Task input:
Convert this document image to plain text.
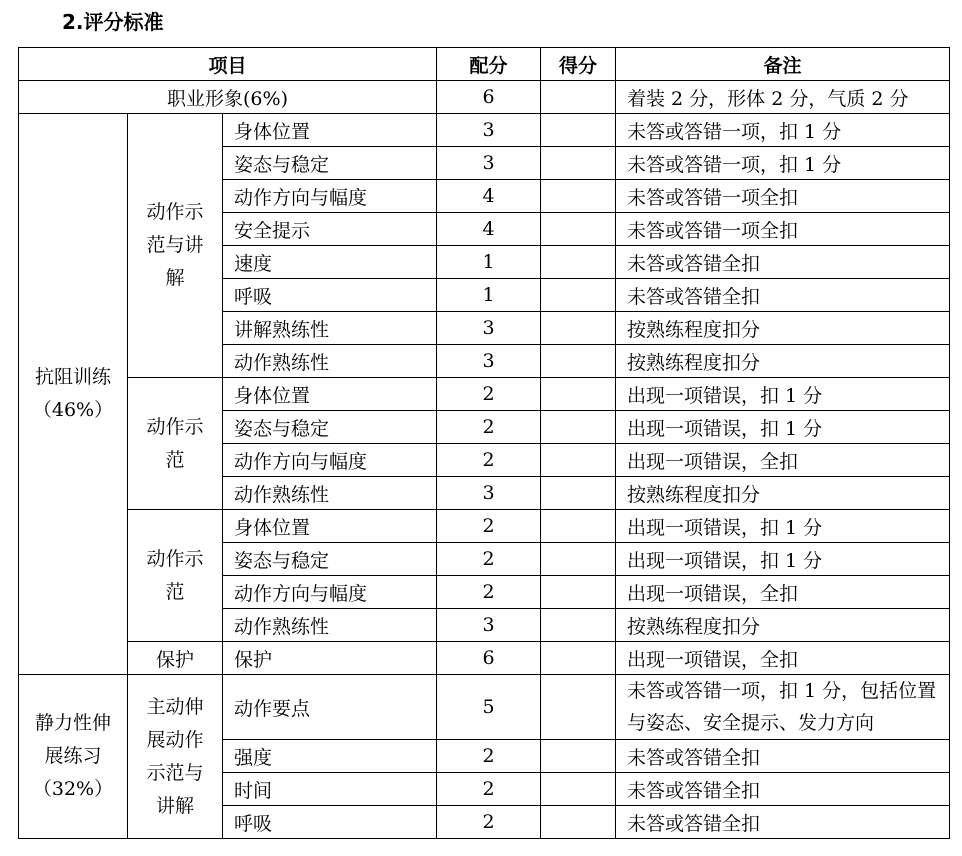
2.评分标准
项目			配分	得分	备注
职业形象(6%)			6		着装 2 分，形体 2 分，气质 2 分

抗阻训练
（46%）	动作示范与讲解	身体位置	3		未答或答错一项，扣 1 分
		姿态与稳定	3		未答或答错一项，扣 1 分
		动作方向与幅度	4		未答或答错一项全扣
		安全提示	4		未答或答错一项全扣
		速度	1		未答或答错全扣
		呼吸	1		未答或答错全扣
		讲解熟练性	3		按熟练程度扣分
		动作熟练性	3		按熟练程度扣分
	动作示范	身体位置	2		出现一项错误，扣 1 分
		姿态与稳定	2		出现一项错误，扣 1 分
		动作方向与幅度	2		出现一项错误，全扣
		动作熟练性	3		按熟练程度扣分
	动作示范	身体位置	2		出现一项错误，扣 1 分
		姿态与稳定	2		出现一项错误，扣 1 分
		动作方向与幅度	2		出现一项错误，全扣
		动作熟练性	3		按熟练程度扣分
	保护	保护	6		出现一项错误，全扣

静力性伸
展练习
（32%）	主动伸展动作示范与讲解	动作要点	5		未答或答错一项，扣 1 分，包括位置与姿态、安全提示、发力方向
		强度	2		未答或答错全扣
		时间	2		未答或答错全扣
		呼吸	2		未答或答错全扣
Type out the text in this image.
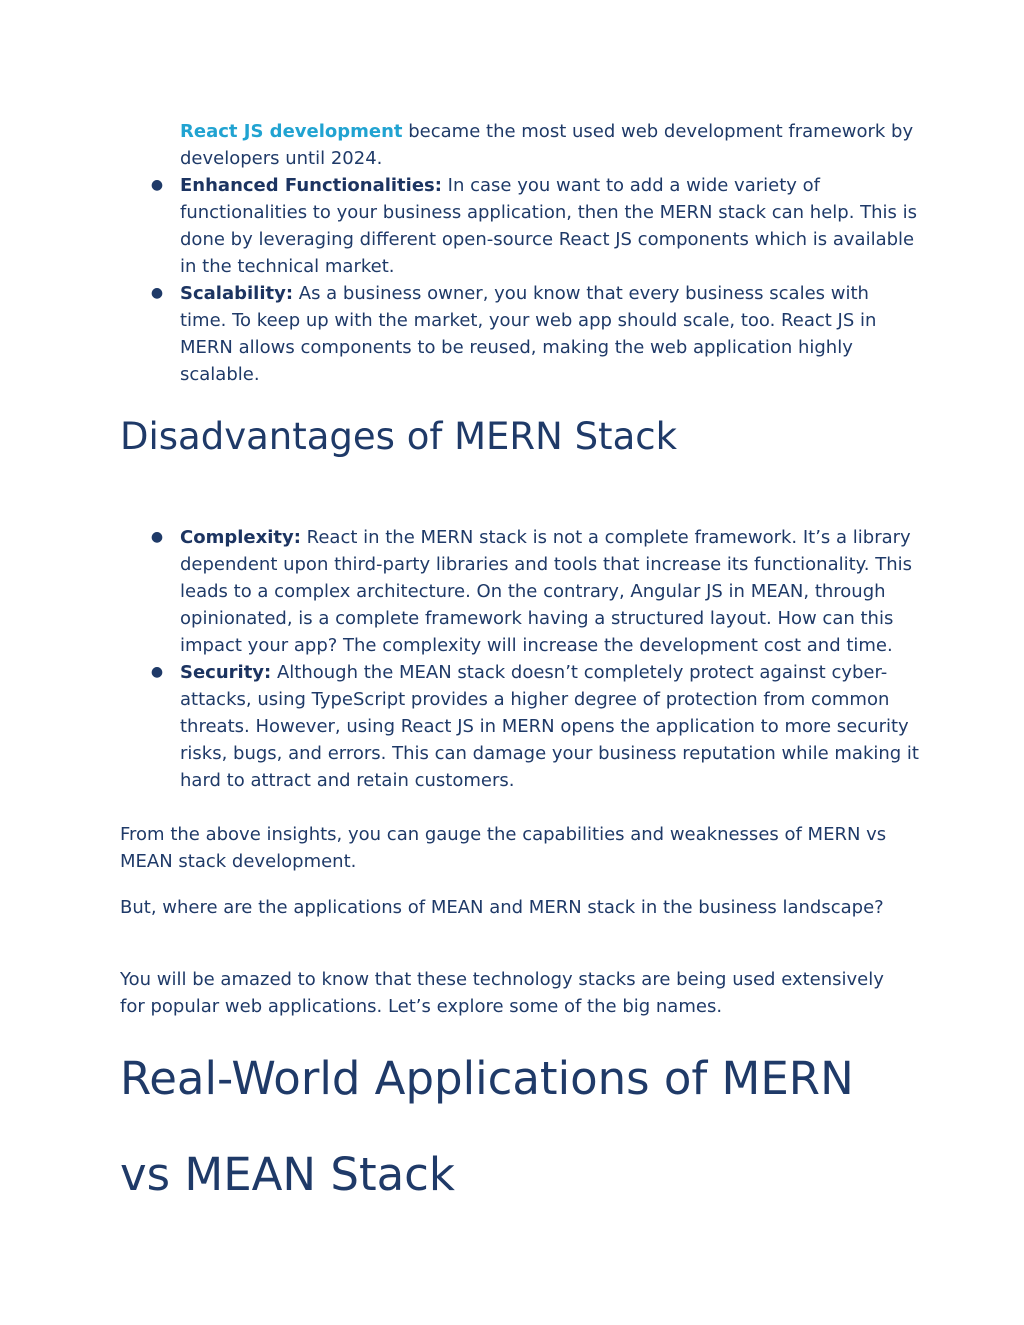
React JS development became the most used web development framework by developers until 2024.

● Enhanced Functionalities: In case you want to add a wide variety of functionalities to your business application, then the MERN stack can help. This is done by leveraging different open-source React JS components which is available in the technical market.
● Scalability: As a business owner, you know that every business scales with time. To keep up with the market, your web app should scale, too. React JS in MERN allows components to be reused, making the web application highly scalable.
Disadvantages of MERN Stack
● Complexity: React in the MERN stack is not a complete framework. It’s a library dependent upon third-party libraries and tools that increase its functionality. This leads to a complex architecture. On the contrary, Angular JS in MEAN, through opinionated, is a complete framework having a structured layout. How can this impact your app? The complexity will increase the development cost and time.
● Security: Although the MEAN stack doesn’t completely protect against cyber-attacks, using TypeScript provides a higher degree of protection from common threats. However, using React JS in MERN opens the application to more security risks, bugs, and errors. This can damage your business reputation while making it hard to attract and retain customers.

From the above insights, you can gauge the capabilities and weaknesses of MERN vs MEAN stack development.

But, where are the applications of MEAN and MERN stack in the business landscape?

You will be amazed to know that these technology stacks are being used extensively for popular web applications. Let’s explore some of the big names.

Real-World Applications of MERN
vs MEAN Stack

What is being asked:
Search the records for the word "will" and copy every line where it occurs.

Result of this task:
● Complexity: React in the MERN stack is not a complete framework. It’s a library dependent upon third-party libraries and tools that increase its functionality. This leads to a complex architecture. On the contrary, Angular JS in MEAN, through opinionated, is a complete framework having a structured layout. How can this impact your app? The complexity will increase the development cost and time.
You will be amazed to know that these technology stacks are being used extensively for popular web applications. Let’s explore some of the big names.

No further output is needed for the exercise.